## DOCUMENT PASSAGE
▬▬▬

Ancient mariners, trade networks, ritual compulsion & a unique product revered through millennia before its final fading from use around the time St Keverne became a parish: part of the story I promised in an earlier episode of this Blog¹. Read on, if you must.
On occasion it is interesting to run time backwards & dream up scenarios out of which condense the realities of today. We are helped in this Dreamtime by factors we can't ignore but there is scope for the imagination to suggest things which might later be disproved. It's called the Scientific Method & is universally used to posit theories whose demise allows better theories to replace them. The rest of this article might be viewed in that light.
In considering the Lizard, which is what this Blog is about, lowering the sea level as we regress towards the most recent ice age included large areas of land which are now underwater. The Manacles become an island, with soil, a covering of loess and an admixture of guano then, earlier, part of the mainland itself. Resuming the normal flow of time we can imagine the river separating us from Brittany² widening as melting ice allowed water to become available to the sea & nautical technology keeping pace³ as the shores lost intervisibility.
Their present day name, whether a monastic association with the Meneage or the suggested Church Rocks of Mediaeval Christianity, is a latecomer. The individual reefs, I suggest, were named much earlier by local seamen whose interest was to know them well. Others may have had a collective name for them but it is lost, like the hundreds of vessels that have come to grief on them over the millennia, marine disasters numerous enough to crack the Lutine Bell⁴. To them this gathering of gabbro reefs, isolated from the mainland, denuded of vegetation, washed over by the tides, took on instead the mantle of a hazard to mariners.

▬▬▬

## SUPPLIED MATERIAL
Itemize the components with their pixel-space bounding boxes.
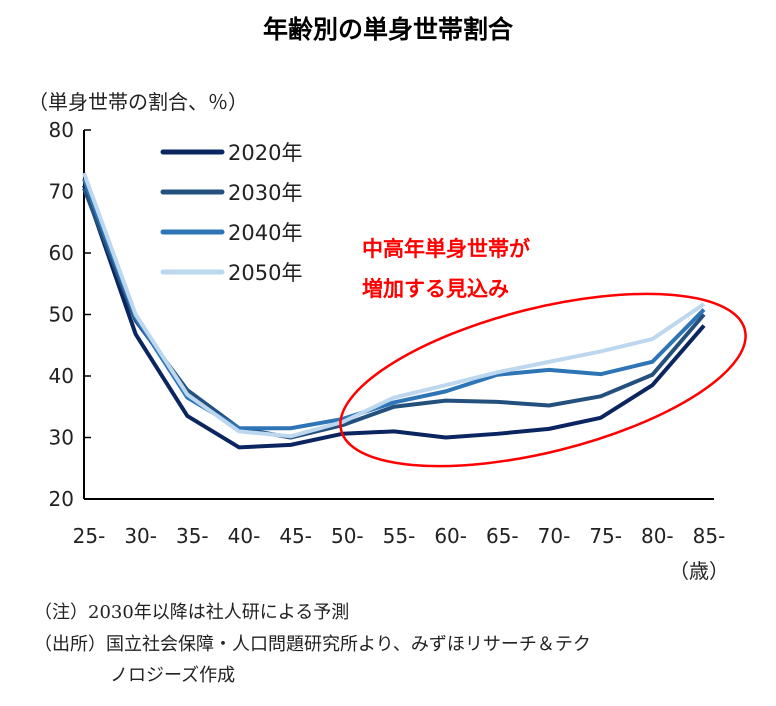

▬▬▬

## YOUR TASKS
A) From the Manacles blog post above the data, pull out the passage from "In considering the" up to and including "shores lost intervisibility.", word for word.
B) According to the Manacles blog post above the data, what kind of rock are the reefs made of?

## EXPECTED RESULTS
A)
In considering the Lizard, which is what this Blog is about, lowering the sea level as we regress towards the most recent ice age included large areas of land which are now underwater. The Manacles become an island, with soil, a covering of loess and an admixture of guano then, earlier, part of the mainland itself. Resuming the normal flow of time we can imagine the river separating us from Brittany² widening as melting ice allowed water to become available to the sea & nautical technology keeping pace³ as the shores lost intervisibility.

B) Gabbro.